● **Work to be completed**
Below are the records; locate each line with the word "style" and copy it.

● **Available records**
┏━━
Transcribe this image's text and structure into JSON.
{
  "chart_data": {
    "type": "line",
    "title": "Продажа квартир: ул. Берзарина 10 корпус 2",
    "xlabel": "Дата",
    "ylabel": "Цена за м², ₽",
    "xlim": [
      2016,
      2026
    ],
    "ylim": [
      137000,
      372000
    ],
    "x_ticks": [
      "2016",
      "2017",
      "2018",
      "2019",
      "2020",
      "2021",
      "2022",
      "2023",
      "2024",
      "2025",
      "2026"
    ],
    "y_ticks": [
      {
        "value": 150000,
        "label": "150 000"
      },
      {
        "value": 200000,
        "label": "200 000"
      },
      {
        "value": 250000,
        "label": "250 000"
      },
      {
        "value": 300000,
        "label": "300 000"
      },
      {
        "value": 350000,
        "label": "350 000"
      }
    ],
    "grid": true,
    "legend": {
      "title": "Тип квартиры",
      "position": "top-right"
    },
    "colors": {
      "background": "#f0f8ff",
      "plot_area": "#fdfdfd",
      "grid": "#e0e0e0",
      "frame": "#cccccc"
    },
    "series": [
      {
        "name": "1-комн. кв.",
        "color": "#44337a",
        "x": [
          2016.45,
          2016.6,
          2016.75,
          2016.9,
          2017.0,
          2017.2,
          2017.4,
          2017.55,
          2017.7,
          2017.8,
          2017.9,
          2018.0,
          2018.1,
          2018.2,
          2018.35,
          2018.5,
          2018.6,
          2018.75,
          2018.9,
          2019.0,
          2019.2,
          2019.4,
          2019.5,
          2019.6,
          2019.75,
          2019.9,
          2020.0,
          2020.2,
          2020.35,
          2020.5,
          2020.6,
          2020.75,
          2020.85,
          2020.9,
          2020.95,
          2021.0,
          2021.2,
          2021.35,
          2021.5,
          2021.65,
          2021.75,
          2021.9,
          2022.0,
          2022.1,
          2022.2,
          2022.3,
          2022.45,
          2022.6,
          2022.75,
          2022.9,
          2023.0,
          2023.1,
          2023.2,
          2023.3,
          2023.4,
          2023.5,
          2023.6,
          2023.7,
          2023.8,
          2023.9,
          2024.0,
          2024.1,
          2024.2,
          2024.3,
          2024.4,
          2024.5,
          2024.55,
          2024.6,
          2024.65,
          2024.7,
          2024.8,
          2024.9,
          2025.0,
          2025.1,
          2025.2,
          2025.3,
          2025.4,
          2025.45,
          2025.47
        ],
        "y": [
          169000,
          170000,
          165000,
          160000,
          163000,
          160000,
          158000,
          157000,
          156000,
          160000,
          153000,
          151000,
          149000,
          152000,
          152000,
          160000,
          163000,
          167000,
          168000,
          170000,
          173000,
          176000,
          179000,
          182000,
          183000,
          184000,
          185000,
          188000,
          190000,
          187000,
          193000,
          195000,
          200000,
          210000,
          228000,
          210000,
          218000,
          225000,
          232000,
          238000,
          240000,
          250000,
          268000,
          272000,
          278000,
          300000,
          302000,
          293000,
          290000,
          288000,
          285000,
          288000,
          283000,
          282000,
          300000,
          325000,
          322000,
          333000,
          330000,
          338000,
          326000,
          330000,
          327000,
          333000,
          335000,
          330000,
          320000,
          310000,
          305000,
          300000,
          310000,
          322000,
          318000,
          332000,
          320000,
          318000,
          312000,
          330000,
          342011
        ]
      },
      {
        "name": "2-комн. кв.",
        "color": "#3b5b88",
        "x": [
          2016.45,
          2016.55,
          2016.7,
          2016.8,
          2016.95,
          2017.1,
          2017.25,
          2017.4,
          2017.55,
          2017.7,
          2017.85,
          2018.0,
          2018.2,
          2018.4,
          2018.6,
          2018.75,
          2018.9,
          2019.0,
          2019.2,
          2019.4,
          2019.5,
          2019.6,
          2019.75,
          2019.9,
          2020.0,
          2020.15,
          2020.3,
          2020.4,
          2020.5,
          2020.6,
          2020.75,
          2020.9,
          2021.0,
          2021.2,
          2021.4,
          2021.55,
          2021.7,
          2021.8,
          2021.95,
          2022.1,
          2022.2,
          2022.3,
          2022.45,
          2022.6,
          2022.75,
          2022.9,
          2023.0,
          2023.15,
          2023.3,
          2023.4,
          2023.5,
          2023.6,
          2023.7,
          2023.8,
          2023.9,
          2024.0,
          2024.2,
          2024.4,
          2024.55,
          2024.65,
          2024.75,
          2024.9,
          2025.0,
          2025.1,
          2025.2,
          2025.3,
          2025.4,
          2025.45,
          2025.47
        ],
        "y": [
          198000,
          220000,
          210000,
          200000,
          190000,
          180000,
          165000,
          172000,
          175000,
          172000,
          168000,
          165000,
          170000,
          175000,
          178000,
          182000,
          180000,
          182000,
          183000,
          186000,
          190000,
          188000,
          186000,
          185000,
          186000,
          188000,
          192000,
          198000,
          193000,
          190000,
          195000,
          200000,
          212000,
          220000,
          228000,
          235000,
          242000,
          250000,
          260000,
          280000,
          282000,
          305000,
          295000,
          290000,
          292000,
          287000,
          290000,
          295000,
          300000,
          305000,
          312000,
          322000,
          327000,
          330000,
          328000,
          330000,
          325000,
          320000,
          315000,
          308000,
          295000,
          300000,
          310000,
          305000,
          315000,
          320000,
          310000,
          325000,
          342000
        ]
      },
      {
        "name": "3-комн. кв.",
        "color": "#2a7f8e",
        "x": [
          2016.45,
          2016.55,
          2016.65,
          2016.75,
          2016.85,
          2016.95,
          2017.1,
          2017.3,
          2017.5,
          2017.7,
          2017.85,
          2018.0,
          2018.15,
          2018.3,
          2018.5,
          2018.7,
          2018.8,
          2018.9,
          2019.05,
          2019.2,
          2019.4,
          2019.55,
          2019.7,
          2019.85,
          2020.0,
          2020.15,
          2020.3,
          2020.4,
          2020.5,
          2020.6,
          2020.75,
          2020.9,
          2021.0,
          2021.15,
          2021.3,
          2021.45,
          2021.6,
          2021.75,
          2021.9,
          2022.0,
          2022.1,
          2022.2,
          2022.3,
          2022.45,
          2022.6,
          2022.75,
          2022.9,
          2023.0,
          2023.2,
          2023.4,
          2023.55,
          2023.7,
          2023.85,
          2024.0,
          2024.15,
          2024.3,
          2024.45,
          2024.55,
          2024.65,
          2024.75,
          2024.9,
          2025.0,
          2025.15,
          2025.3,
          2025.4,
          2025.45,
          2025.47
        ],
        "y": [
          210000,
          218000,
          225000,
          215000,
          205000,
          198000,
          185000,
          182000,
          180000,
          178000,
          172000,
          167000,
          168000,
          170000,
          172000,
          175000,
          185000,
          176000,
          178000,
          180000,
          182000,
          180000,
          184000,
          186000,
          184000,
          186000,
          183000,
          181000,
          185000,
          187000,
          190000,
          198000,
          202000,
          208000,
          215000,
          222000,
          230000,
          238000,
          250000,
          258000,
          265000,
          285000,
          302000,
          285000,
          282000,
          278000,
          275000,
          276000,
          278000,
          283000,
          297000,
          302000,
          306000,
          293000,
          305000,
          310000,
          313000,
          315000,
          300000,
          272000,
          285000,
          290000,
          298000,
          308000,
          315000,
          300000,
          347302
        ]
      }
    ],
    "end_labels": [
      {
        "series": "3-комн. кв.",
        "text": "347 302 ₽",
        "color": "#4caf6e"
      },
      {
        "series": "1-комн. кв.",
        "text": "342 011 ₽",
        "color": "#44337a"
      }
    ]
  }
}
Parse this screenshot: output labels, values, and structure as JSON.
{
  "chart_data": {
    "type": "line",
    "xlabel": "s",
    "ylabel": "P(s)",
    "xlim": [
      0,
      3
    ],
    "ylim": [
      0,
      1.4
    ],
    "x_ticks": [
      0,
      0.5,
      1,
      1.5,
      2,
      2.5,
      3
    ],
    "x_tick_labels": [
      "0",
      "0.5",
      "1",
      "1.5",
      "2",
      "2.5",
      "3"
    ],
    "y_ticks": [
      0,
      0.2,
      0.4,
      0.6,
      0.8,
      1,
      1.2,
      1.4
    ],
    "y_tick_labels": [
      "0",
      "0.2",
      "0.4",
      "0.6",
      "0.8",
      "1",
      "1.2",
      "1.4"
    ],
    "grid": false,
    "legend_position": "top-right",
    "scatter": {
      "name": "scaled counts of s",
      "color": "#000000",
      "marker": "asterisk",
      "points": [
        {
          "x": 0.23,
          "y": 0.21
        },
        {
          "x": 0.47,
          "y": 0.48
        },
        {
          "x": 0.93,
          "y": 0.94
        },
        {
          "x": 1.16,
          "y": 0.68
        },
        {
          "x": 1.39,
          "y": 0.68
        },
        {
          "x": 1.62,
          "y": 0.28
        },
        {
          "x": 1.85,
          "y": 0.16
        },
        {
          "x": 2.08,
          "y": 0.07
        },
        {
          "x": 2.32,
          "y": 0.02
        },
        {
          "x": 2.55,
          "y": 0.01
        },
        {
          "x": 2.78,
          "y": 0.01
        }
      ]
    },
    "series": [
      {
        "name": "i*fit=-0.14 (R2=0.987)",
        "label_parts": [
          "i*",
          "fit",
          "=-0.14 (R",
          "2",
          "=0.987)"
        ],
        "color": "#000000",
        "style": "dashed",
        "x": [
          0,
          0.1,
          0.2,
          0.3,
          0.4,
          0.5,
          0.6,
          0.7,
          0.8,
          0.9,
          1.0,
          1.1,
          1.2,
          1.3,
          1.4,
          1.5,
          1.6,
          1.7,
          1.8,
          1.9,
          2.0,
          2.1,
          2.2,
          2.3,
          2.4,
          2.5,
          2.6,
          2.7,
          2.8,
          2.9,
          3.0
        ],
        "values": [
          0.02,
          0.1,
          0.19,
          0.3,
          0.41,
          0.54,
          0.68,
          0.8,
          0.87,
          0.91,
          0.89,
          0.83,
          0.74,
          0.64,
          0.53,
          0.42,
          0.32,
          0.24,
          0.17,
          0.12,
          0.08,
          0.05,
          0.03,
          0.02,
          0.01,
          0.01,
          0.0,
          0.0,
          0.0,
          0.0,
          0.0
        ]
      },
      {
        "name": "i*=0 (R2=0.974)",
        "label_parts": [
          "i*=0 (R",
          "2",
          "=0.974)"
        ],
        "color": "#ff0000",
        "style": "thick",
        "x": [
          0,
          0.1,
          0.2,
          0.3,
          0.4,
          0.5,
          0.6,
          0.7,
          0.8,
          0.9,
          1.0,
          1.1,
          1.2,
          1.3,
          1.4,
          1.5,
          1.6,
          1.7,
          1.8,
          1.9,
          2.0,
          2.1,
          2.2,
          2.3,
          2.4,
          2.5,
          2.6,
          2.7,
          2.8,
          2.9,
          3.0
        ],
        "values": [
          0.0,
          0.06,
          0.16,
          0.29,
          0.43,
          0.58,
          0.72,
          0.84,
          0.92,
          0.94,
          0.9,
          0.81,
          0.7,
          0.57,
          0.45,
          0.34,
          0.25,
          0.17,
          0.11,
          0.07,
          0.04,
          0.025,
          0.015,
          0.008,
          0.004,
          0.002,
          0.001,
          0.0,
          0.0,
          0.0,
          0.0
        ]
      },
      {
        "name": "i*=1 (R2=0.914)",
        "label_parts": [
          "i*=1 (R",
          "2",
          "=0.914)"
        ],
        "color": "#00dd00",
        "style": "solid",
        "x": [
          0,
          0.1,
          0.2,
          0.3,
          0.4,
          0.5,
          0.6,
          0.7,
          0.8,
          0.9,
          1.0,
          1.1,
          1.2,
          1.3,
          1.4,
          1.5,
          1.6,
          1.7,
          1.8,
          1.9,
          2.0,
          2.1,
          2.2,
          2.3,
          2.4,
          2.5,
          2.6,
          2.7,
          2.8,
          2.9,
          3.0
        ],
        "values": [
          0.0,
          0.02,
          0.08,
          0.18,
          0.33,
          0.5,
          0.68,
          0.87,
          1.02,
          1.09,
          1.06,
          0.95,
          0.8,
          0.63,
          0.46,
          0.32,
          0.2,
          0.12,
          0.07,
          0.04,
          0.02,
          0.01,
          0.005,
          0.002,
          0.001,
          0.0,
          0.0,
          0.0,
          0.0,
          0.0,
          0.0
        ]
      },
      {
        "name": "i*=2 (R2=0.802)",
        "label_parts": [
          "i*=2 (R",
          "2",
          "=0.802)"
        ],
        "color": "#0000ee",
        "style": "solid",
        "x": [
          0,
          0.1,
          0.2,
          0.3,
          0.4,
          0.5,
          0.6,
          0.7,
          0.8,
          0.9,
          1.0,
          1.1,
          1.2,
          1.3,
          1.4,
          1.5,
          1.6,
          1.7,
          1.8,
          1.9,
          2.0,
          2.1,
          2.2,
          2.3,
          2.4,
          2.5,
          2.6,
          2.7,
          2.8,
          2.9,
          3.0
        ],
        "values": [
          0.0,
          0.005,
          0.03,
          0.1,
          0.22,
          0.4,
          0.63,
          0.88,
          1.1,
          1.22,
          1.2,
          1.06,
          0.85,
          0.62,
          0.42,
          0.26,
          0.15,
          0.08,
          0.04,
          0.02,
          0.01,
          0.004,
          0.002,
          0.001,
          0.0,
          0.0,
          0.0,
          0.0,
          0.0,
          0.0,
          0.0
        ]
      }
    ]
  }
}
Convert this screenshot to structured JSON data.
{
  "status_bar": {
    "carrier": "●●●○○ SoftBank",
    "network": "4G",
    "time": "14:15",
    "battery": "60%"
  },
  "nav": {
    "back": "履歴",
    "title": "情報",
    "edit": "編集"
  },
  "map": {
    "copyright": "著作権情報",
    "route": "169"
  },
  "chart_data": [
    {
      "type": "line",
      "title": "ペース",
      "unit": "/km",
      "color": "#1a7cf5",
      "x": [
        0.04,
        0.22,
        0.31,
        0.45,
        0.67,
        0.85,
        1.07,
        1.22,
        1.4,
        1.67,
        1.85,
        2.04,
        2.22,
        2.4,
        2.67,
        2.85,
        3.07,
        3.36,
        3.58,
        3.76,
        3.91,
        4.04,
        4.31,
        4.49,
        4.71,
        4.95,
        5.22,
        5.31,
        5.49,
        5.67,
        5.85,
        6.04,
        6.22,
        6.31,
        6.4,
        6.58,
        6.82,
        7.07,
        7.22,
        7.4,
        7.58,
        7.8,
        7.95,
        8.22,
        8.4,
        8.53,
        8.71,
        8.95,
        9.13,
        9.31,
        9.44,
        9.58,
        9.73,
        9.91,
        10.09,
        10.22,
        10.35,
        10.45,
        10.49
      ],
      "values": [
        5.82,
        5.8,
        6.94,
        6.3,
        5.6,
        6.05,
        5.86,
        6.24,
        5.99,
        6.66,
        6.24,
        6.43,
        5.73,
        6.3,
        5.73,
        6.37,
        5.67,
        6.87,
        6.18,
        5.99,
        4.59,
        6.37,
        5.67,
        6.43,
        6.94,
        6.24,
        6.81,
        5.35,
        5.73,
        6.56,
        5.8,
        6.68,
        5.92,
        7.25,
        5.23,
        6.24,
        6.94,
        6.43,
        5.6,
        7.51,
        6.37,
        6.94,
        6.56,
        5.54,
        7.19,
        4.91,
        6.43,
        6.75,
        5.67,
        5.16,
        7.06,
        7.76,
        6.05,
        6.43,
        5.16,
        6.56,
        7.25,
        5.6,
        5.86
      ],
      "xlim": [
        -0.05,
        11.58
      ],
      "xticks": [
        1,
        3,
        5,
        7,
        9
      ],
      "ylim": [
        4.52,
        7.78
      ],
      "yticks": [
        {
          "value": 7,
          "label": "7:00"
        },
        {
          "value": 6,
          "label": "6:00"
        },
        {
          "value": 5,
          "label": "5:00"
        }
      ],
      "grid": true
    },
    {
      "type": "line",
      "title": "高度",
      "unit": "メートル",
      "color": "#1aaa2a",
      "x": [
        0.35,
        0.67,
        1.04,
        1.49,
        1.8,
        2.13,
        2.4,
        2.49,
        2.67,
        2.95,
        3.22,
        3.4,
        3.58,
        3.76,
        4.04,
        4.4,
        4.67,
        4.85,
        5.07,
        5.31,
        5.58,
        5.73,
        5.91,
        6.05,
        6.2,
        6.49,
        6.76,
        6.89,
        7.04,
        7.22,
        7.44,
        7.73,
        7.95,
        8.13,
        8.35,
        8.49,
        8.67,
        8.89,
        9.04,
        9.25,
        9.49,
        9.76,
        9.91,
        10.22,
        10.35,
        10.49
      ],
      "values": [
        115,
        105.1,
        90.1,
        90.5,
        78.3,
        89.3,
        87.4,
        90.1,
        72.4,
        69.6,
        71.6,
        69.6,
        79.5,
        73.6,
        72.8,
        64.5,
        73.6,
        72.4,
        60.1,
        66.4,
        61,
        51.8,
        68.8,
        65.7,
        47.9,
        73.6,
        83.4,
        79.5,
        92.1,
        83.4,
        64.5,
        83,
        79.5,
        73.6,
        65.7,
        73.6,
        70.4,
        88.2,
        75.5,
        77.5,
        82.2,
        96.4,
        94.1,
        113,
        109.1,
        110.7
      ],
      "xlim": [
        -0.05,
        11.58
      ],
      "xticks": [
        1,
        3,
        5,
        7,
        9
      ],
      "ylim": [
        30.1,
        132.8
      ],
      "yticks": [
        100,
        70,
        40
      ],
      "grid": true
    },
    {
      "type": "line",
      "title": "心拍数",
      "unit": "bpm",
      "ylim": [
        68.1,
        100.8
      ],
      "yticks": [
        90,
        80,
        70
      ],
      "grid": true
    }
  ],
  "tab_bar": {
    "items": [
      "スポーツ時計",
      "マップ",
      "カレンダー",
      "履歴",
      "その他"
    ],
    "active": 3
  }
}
┗━━
● **Answer to this problem**
        "style": "dashed",
        "style": "thick",
        "style": "solid",
        "style": "solid",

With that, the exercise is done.